> **Aim of the exercise**
Wherever the word "like" appears in a line, copy that line.

> **Provided material**

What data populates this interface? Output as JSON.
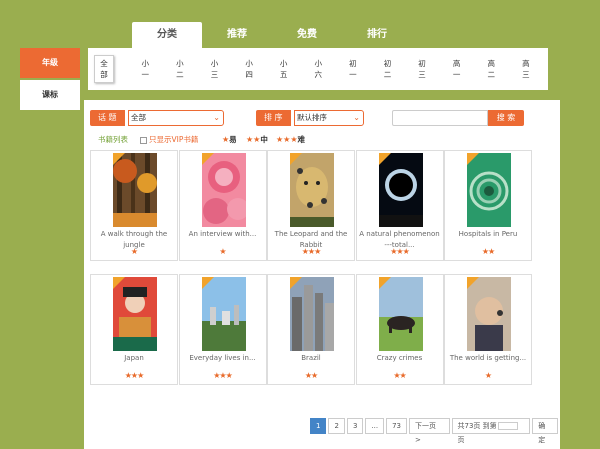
{
  "top_tabs": [
    "分类",
    "推荐",
    "免费",
    "排行"
  ],
  "side_tabs": {
    "grade": "年级",
    "course": "课标"
  },
  "grades": [
    "全部",
    "小一",
    "小二",
    "小三",
    "小四",
    "小五",
    "小六",
    "初一",
    "初二",
    "初三",
    "高一",
    "高二",
    "高三"
  ],
  "filters": {
    "topic_label": "话 题",
    "topic_value": "全部",
    "sort_label": "排 序",
    "sort_value": "默认排序",
    "search_label": "搜 索"
  },
  "legend": {
    "list_title": "书籍列表",
    "vip_only": "只显示VIP书籍",
    "easy": "易",
    "medium": "中",
    "hard": "难"
  },
  "books": [
    {
      "title": "A walk through the jungle",
      "stars": 1
    },
    {
      "title": "An interview with...",
      "stars": 1
    },
    {
      "title": "The Leopard and the Rabbit",
      "stars": 3
    },
    {
      "title": "A natural phenomenon ---total...",
      "stars": 3
    },
    {
      "title": "Hospitals in Peru",
      "stars": 2
    },
    {
      "title": "Japan",
      "stars": 3
    },
    {
      "title": "Everyday lives in...",
      "stars": 3
    },
    {
      "title": "Brazil",
      "stars": 2
    },
    {
      "title": "Crazy crimes",
      "stars": 2
    },
    {
      "title": "The world is getting...",
      "stars": 1
    }
  ],
  "pagination": {
    "pages": [
      "1",
      "2",
      "3",
      "...",
      "73"
    ],
    "next": "下一页 >",
    "total_prefix": "共73页 到第",
    "total_suffix": "页",
    "confirm": "确定"
  },
  "colors": {
    "accent": "#ec6a33",
    "background": "#9aae4f",
    "star": "#e86a2a",
    "page_active": "#4384c7"
  }
}
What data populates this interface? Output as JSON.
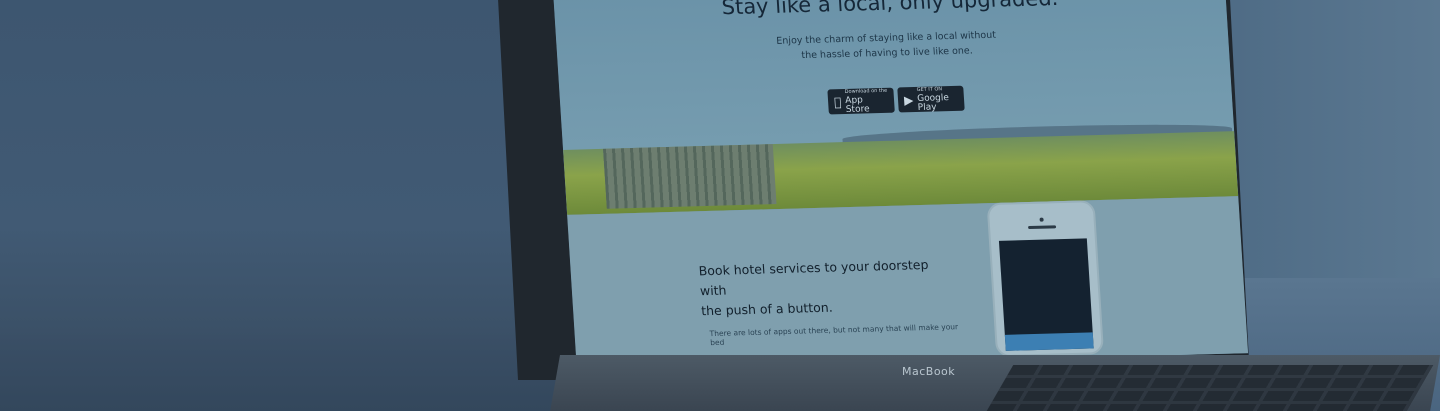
{
  "hero": {
    "title": "Stay like a local, only upgraded.",
    "subtitle_line1": "Enjoy the charm of staying like a local without",
    "subtitle_line2": "the hassle of having to live like one."
  },
  "stores": {
    "app_store": "App Store",
    "app_store_small": "Download on the",
    "google_play": "Google Play",
    "google_play_small": "GET IT ON"
  },
  "section": {
    "heading_line1": "Book hotel services to your doorstep with",
    "heading_line2": "the push of a button.",
    "body": "There are lots of apps out there, but not many that will make your bed"
  },
  "device": {
    "brand": "MacBook"
  },
  "icons": {
    "apple": "apple-icon",
    "play": "google-play-icon"
  }
}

> **Solution for this task**
    "title": "Stay like a local, only upgraded.",
    "subtitle_line1": "Enjoy the charm of staying like a local without",
    "subtitle_line2": "the hassle of having to live like one."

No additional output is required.